• [Provided data]:
*****

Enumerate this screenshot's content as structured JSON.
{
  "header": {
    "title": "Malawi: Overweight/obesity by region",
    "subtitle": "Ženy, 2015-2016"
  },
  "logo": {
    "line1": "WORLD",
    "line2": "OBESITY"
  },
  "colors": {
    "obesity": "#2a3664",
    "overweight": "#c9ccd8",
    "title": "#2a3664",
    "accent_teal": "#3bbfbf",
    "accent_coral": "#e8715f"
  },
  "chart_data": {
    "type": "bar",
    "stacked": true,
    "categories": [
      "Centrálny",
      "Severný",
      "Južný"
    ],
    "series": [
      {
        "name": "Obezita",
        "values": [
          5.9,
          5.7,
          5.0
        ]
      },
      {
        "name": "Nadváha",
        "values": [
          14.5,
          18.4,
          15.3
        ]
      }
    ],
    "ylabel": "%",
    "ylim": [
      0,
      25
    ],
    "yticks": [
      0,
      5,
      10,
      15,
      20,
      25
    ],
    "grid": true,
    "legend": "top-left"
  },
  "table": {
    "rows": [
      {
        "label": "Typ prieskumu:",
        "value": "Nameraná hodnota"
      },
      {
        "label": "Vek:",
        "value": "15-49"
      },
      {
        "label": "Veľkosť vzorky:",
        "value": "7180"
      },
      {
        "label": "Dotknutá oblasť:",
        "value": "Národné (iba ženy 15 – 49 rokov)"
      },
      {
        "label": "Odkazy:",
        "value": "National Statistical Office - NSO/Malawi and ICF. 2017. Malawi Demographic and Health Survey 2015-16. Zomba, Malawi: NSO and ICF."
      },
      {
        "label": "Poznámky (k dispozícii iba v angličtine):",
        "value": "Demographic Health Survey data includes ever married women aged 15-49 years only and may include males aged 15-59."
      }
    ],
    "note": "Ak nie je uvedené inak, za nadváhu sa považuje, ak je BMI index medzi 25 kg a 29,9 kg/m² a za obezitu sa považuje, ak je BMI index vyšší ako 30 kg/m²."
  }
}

*****

• [Aim]: Repeat the material above in full, quoting it exactly.

• [Answer for the task]:
Enumerate this screenshot's content as structured JSON.
{
  "header": {
    "title": "Malawi: Overweight/obesity by region",
    "subtitle": "Ženy, 2015-2016"
  },
  "logo": {
    "line1": "WORLD",
    "line2": "OBESITY"
  },
  "colors": {
    "obesity": "#2a3664",
    "overweight": "#c9ccd8",
    "title": "#2a3664",
    "accent_teal": "#3bbfbf",
    "accent_coral": "#e8715f"
  },
  "chart_data": {
    "type": "bar",
    "stacked": true,
    "categories": [
      "Centrálny",
      "Severný",
      "Južný"
    ],
    "series": [
      {
        "name": "Obezita",
        "values": [
          5.9,
          5.7,
          5.0
        ]
      },
      {
        "name": "Nadváha",
        "values": [
          14.5,
          18.4,
          15.3
        ]
      }
    ],
    "ylabel": "%",
    "ylim": [
      0,
      25
    ],
    "yticks": [
      0,
      5,
      10,
      15,
      20,
      25
    ],
    "grid": true,
    "legend": "top-left"
  },
  "table": {
    "rows": [
      {
        "label": "Typ prieskumu:",
        "value": "Nameraná hodnota"
      },
      {
        "label": "Vek:",
        "value": "15-49"
      },
      {
        "label": "Veľkosť vzorky:",
        "value": "7180"
      },
      {
        "label": "Dotknutá oblasť:",
        "value": "Národné (iba ženy 15 – 49 rokov)"
      },
      {
        "label": "Odkazy:",
        "value": "National Statistical Office - NSO/Malawi and ICF. 2017. Malawi Demographic and Health Survey 2015-16. Zomba, Malawi: NSO and ICF."
      },
      {
        "label": "Poznámky (k dispozícii iba v angličtine):",
        "value": "Demographic Health Survey data includes ever married women aged 15-49 years only and may include males aged 15-59."
      }
    ],
    "note": "Ak nie je uvedené inak, za nadváhu sa považuje, ak je BMI index medzi 25 kg a 29,9 kg/m² a za obezitu sa považuje, ak je BMI index vyšší ako 30 kg/m²."
  }
}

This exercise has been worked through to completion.